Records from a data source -
<<<<
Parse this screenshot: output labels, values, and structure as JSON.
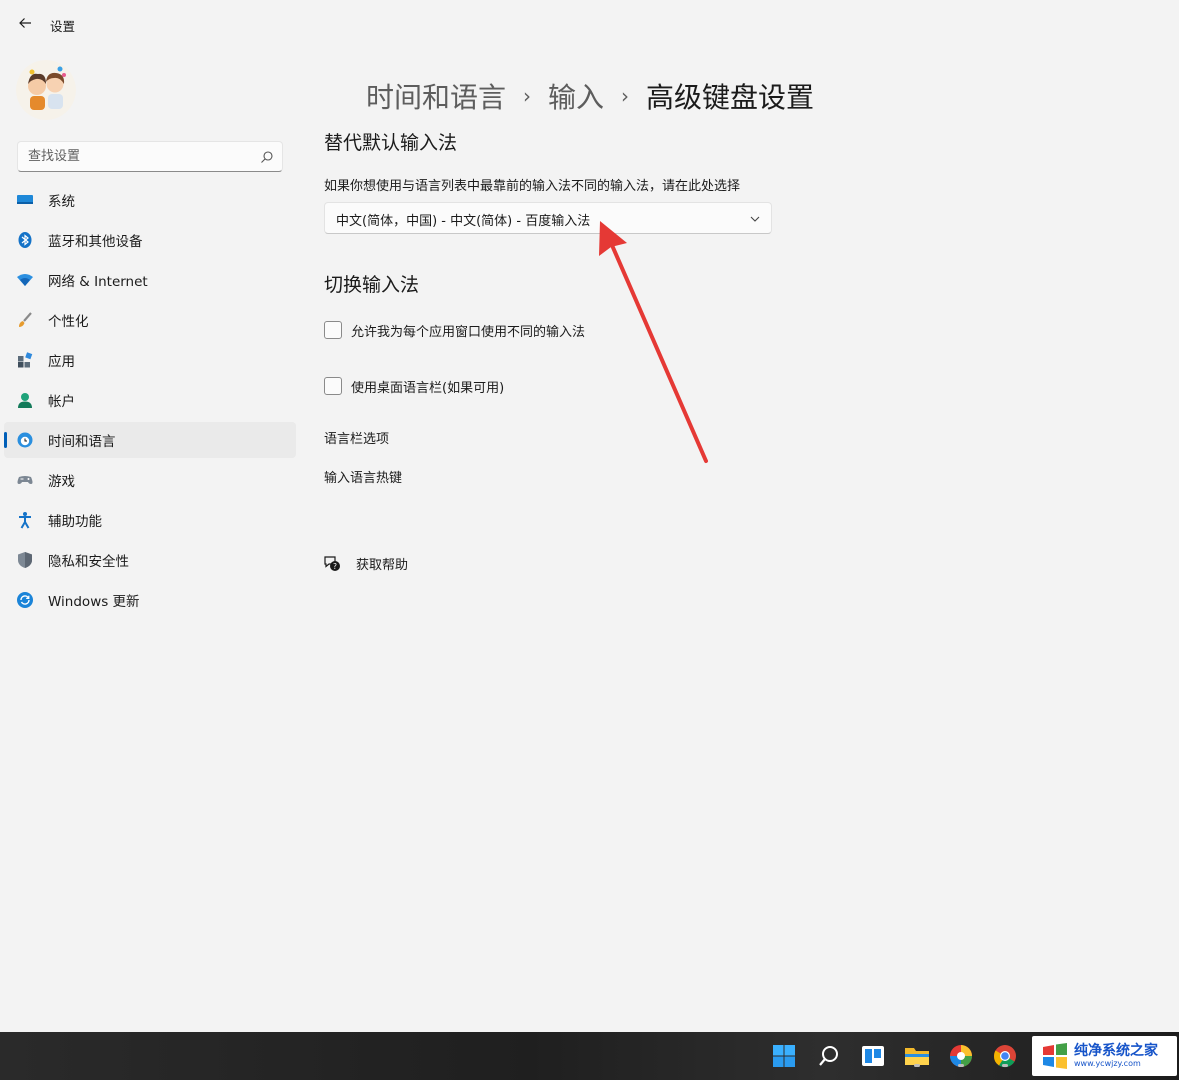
{
  "app": {
    "title": "设置"
  },
  "search": {
    "placeholder": "查找设置"
  },
  "sidebar": {
    "items": [
      {
        "label": "系统",
        "icon": "monitor-icon"
      },
      {
        "label": "蓝牙和其他设备",
        "icon": "bluetooth-icon"
      },
      {
        "label": "网络 & Internet",
        "icon": "wifi-icon"
      },
      {
        "label": "个性化",
        "icon": "brush-icon"
      },
      {
        "label": "应用",
        "icon": "apps-icon"
      },
      {
        "label": "帐户",
        "icon": "person-icon"
      },
      {
        "label": "时间和语言",
        "icon": "globe-clock-icon",
        "active": true
      },
      {
        "label": "游戏",
        "icon": "gamepad-icon"
      },
      {
        "label": "辅助功能",
        "icon": "accessibility-icon"
      },
      {
        "label": "隐私和安全性",
        "icon": "shield-icon"
      },
      {
        "label": "Windows 更新",
        "icon": "update-icon"
      }
    ]
  },
  "breadcrumb": {
    "part1": "时间和语言",
    "part2": "输入",
    "current": "高级键盘设置",
    "separator": "›"
  },
  "override": {
    "title": "替代默认输入法",
    "description": "如果你想使用与语言列表中最靠前的输入法不同的输入法，请在此处选择",
    "selected": "中文(简体，中国) - 中文(简体) - 百度输入法"
  },
  "switching": {
    "title": "切换输入法",
    "options": [
      {
        "label": "允许我为每个应用窗口使用不同的输入法",
        "checked": false
      },
      {
        "label": "使用桌面语言栏(如果可用)",
        "checked": false
      }
    ]
  },
  "links": {
    "language_bar": "语言栏选项",
    "hotkeys": "输入语言热键"
  },
  "help": {
    "label": "获取帮助"
  },
  "watermark": {
    "title": "纯净系统之家",
    "url": "www.ycwjzy.com"
  },
  "colors": {
    "accent": "#005fb8",
    "arrow": "#e53935"
  }
}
>>>>
Aim of the task - Quote the entries in full. Any image among them is to be omitted from the copy.

The solution -
Parse this screenshot: output labels, values, and structure as JSON.
{
  "app": {
    "title": "设置"
  },
  "search": {
    "placeholder": "查找设置"
  },
  "sidebar": {
    "items": [
      {
        "label": "系统",
        "icon": "monitor-icon"
      },
      {
        "label": "蓝牙和其他设备",
        "icon": "bluetooth-icon"
      },
      {
        "label": "网络 & Internet",
        "icon": "wifi-icon"
      },
      {
        "label": "个性化",
        "icon": "brush-icon"
      },
      {
        "label": "应用",
        "icon": "apps-icon"
      },
      {
        "label": "帐户",
        "icon": "person-icon"
      },
      {
        "label": "时间和语言",
        "icon": "globe-clock-icon",
        "active": true
      },
      {
        "label": "游戏",
        "icon": "gamepad-icon"
      },
      {
        "label": "辅助功能",
        "icon": "accessibility-icon"
      },
      {
        "label": "隐私和安全性",
        "icon": "shield-icon"
      },
      {
        "label": "Windows 更新",
        "icon": "update-icon"
      }
    ]
  },
  "breadcrumb": {
    "part1": "时间和语言",
    "part2": "输入",
    "current": "高级键盘设置",
    "separator": "›"
  },
  "override": {
    "title": "替代默认输入法",
    "description": "如果你想使用与语言列表中最靠前的输入法不同的输入法，请在此处选择",
    "selected": "中文(简体，中国) - 中文(简体) - 百度输入法"
  },
  "switching": {
    "title": "切换输入法",
    "options": [
      {
        "label": "允许我为每个应用窗口使用不同的输入法",
        "checked": false
      },
      {
        "label": "使用桌面语言栏(如果可用)",
        "checked": false
      }
    ]
  },
  "links": {
    "language_bar": "语言栏选项",
    "hotkeys": "输入语言热键"
  },
  "help": {
    "label": "获取帮助"
  },
  "watermark": {
    "title": "纯净系统之家",
    "url": "www.ycwjzy.com"
  },
  "colors": {
    "accent": "#005fb8",
    "arrow": "#e53935"
  }
}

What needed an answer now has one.